■ **SHORT EXERCISE**:
Copy out the stretch of records from the line containing "Give bounding boxes" through the line containing "new-file-icon[interactable] bbox=[13, 24, 37, 48]", keeping each line identical.

>> Start MATERIAL PROVIDED

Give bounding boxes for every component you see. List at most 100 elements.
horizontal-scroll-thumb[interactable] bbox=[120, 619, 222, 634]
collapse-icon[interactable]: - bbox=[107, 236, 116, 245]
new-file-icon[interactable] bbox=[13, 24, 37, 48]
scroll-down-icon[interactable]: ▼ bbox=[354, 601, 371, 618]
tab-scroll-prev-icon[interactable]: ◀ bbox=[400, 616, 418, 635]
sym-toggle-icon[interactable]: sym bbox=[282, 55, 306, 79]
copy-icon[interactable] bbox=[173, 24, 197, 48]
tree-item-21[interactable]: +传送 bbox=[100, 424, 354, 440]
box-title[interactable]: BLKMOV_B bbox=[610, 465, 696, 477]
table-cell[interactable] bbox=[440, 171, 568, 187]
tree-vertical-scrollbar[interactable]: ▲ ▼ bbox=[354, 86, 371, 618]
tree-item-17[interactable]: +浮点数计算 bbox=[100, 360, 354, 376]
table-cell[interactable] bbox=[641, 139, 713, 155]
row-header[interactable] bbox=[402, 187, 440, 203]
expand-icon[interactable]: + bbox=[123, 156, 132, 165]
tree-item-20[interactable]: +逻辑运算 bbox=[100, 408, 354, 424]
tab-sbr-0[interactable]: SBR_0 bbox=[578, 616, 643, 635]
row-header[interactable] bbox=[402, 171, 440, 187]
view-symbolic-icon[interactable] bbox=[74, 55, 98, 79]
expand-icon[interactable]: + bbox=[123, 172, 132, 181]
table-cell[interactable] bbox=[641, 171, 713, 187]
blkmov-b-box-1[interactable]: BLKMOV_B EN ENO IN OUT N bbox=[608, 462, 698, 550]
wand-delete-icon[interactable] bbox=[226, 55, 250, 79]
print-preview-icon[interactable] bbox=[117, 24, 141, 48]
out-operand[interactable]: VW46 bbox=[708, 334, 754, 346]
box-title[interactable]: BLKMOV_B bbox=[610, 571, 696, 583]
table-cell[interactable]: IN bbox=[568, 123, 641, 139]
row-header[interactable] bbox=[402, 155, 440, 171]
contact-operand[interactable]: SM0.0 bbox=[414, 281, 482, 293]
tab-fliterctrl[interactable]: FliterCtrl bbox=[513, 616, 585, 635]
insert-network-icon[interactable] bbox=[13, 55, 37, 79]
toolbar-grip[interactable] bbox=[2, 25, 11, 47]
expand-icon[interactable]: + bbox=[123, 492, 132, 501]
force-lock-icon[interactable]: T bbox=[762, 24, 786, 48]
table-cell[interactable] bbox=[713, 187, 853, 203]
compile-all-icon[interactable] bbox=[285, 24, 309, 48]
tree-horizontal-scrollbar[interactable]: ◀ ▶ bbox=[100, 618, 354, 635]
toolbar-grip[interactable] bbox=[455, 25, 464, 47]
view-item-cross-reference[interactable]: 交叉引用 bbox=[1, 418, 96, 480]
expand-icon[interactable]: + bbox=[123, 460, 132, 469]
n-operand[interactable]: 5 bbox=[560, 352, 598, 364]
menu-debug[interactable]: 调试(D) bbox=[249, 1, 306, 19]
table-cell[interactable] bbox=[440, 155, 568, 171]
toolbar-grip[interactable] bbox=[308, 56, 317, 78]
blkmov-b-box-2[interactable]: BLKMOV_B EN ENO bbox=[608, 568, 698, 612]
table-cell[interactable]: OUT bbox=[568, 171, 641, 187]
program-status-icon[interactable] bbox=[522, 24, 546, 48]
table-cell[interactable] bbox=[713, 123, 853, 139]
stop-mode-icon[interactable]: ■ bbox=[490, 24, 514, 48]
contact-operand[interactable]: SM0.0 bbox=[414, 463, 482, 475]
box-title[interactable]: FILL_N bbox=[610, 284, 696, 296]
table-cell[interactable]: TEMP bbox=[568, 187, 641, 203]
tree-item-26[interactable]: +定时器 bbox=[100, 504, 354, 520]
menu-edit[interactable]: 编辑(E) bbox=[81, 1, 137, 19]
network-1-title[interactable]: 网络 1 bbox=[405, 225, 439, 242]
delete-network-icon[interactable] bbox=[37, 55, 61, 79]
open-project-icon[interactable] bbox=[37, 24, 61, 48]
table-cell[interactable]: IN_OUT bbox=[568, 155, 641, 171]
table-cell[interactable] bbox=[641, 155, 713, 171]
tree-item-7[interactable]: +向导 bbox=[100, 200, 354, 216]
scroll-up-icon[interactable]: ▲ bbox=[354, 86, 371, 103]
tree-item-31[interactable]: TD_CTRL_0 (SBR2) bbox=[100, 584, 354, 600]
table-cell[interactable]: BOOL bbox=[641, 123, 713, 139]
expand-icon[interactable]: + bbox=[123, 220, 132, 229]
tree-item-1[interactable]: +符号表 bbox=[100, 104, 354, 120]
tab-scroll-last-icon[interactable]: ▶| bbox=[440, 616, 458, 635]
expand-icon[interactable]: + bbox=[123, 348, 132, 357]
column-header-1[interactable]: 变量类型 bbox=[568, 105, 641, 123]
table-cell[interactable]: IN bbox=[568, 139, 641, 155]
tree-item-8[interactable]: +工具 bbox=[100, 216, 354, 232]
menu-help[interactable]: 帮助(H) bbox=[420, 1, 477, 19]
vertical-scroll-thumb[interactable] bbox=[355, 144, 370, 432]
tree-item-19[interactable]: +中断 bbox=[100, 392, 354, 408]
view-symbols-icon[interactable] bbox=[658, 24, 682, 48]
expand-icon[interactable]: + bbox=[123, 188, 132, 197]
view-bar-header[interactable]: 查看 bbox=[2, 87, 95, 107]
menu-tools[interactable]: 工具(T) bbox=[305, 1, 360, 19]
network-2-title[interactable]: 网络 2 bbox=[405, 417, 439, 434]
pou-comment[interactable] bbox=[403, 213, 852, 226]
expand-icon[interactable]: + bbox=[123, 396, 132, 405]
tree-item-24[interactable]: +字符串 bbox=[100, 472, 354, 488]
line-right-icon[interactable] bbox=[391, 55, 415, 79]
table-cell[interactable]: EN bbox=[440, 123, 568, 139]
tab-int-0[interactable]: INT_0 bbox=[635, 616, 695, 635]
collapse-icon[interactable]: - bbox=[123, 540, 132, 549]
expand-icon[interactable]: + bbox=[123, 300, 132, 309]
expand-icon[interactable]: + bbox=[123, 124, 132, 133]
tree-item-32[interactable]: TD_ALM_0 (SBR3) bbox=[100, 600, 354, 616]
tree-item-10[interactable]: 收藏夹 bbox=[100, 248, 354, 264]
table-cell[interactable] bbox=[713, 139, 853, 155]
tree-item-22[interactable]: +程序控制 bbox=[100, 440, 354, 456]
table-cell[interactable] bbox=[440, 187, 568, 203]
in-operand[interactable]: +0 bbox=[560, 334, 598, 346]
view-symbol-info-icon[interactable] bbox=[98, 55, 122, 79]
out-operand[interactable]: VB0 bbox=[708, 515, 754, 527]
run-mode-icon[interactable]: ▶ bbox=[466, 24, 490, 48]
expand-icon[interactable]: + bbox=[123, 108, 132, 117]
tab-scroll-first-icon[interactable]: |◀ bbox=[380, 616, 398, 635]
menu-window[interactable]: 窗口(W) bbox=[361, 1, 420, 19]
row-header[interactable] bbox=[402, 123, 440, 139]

>> End MATERIAL PROVIDED
>> Start MATERIAL PROVIDED

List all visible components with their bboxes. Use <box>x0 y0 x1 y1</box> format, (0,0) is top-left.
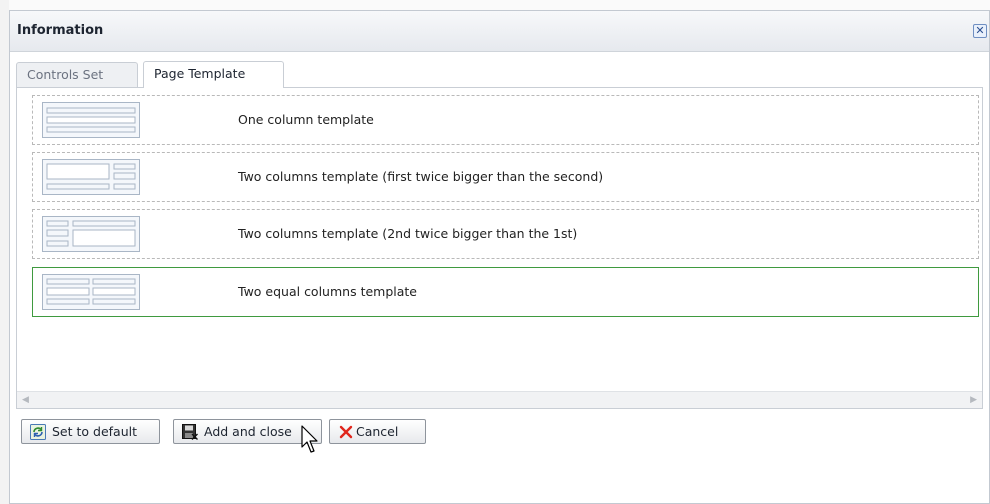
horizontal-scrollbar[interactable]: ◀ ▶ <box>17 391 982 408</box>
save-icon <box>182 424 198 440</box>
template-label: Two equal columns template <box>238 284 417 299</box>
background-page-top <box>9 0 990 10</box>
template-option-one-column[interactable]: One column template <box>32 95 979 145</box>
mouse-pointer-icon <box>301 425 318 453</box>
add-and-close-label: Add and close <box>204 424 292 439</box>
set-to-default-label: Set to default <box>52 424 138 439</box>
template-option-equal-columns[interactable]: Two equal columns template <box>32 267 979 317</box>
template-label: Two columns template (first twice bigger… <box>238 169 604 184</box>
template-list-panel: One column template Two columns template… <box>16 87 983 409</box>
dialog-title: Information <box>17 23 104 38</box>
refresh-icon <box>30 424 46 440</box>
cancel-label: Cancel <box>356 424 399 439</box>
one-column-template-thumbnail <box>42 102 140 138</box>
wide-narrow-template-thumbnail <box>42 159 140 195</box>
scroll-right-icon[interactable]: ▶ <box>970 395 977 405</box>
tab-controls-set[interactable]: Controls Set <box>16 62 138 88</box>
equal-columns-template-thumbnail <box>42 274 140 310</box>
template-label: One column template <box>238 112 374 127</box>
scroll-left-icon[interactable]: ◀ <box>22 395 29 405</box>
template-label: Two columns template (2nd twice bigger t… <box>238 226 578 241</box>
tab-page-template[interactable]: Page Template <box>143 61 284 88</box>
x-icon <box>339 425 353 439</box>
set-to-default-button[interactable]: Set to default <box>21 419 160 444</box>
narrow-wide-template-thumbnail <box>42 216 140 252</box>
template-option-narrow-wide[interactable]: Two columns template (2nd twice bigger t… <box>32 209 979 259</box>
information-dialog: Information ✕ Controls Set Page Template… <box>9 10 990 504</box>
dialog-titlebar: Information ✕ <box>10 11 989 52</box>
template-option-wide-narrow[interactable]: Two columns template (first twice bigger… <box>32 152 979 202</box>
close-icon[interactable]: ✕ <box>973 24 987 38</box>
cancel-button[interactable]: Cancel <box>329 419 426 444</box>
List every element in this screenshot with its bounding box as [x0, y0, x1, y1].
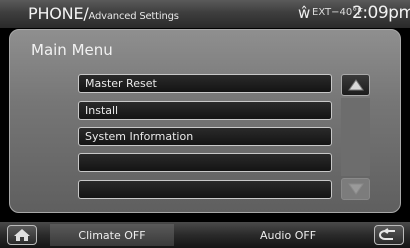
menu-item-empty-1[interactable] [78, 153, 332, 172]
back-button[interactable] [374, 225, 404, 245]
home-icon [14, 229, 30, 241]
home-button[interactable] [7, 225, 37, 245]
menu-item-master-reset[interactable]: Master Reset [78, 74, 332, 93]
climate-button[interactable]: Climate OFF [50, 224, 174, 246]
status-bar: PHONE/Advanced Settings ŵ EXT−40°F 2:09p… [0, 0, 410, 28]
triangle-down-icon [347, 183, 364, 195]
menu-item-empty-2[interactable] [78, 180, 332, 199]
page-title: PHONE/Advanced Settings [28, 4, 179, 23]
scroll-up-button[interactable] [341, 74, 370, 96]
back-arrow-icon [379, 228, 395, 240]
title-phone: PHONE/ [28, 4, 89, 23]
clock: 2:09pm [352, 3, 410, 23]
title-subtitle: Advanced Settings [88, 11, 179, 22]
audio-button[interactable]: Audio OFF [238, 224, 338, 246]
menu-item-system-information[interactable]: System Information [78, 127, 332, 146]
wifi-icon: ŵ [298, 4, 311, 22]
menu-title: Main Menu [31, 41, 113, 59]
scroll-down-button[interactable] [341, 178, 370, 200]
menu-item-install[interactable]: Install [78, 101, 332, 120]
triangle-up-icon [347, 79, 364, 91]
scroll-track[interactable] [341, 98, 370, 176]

>> End MATERIAL PROVIDED

■ **THE COMPLETED TASK**:
Give bounding boxes for every component you see. List at most 100 elements.
horizontal-scroll-thumb[interactable] bbox=[120, 619, 222, 634]
collapse-icon[interactable]: - bbox=[107, 236, 116, 245]
new-file-icon[interactable] bbox=[13, 24, 37, 48]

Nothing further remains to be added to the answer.